━━ GIVEN INFORMATION

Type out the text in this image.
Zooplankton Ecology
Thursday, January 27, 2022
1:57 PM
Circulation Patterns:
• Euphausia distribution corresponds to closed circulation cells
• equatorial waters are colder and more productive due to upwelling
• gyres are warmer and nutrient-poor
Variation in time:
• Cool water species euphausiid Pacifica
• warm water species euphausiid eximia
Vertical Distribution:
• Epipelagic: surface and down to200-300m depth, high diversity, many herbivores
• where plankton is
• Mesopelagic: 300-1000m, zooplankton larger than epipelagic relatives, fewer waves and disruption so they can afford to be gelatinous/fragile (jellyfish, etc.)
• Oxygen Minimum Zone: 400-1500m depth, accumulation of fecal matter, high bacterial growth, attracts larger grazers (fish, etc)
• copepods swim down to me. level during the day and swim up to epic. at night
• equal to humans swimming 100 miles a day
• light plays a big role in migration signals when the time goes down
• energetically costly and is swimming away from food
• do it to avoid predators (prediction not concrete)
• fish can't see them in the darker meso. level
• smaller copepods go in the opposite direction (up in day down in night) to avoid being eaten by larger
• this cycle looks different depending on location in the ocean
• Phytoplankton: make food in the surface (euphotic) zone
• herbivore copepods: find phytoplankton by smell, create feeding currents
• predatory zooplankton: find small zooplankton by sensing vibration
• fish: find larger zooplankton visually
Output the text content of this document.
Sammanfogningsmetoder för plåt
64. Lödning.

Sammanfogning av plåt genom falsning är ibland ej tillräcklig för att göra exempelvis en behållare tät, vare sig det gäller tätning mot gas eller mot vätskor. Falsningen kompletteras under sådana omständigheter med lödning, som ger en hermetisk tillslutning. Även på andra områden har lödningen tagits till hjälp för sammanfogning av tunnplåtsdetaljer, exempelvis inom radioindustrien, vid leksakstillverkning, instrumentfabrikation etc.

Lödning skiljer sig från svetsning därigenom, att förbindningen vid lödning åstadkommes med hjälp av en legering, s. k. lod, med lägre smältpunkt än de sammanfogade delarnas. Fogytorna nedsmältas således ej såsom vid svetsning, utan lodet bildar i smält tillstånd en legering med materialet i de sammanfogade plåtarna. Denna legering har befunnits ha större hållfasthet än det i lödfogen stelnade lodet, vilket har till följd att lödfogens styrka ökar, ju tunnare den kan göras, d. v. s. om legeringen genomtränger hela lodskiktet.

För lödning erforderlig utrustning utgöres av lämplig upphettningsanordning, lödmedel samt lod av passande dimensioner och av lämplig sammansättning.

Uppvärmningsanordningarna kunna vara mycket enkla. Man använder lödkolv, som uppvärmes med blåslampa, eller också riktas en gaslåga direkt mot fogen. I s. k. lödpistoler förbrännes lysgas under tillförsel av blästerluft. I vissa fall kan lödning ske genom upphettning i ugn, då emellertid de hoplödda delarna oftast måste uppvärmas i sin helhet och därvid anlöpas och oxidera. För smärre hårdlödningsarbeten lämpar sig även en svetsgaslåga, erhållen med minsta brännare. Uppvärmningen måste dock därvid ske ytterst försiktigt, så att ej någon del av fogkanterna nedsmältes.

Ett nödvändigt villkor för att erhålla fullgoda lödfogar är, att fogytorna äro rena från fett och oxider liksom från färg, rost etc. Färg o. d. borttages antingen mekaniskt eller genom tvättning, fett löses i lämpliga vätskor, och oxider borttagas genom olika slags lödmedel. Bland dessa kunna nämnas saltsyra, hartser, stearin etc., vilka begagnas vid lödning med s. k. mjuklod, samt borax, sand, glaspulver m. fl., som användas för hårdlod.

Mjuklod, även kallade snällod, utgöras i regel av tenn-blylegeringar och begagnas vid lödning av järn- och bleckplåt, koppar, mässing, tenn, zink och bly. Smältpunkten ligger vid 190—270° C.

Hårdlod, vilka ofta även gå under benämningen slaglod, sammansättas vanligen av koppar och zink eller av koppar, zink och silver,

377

━━━━

In the lines above, find the word "vilka" and copy every line it occurs in.

Ett nödvändigt villkor för att erhålla fullgoda lödfogar är, att fogytorna äro rena från fett och oxider liksom från färg, rost etc. Färg o. d. borttages antingen mekaniskt eller genom tvättning, fett löses i lämpliga vätskor, och oxider borttagas genom olika slags lödmedel. Bland dessa kunna nämnas saltsyra, hartser, stearin etc., vilka begagnas vid lödning med s. k. mjuklod, samt borax, sand, glaspulver m. fl., som användas för hårdlod.
Hårdlod, vilka ofta även gå under benämningen slaglod, sammansättas vanligen av koppar och zink eller av koppar, zink och silver,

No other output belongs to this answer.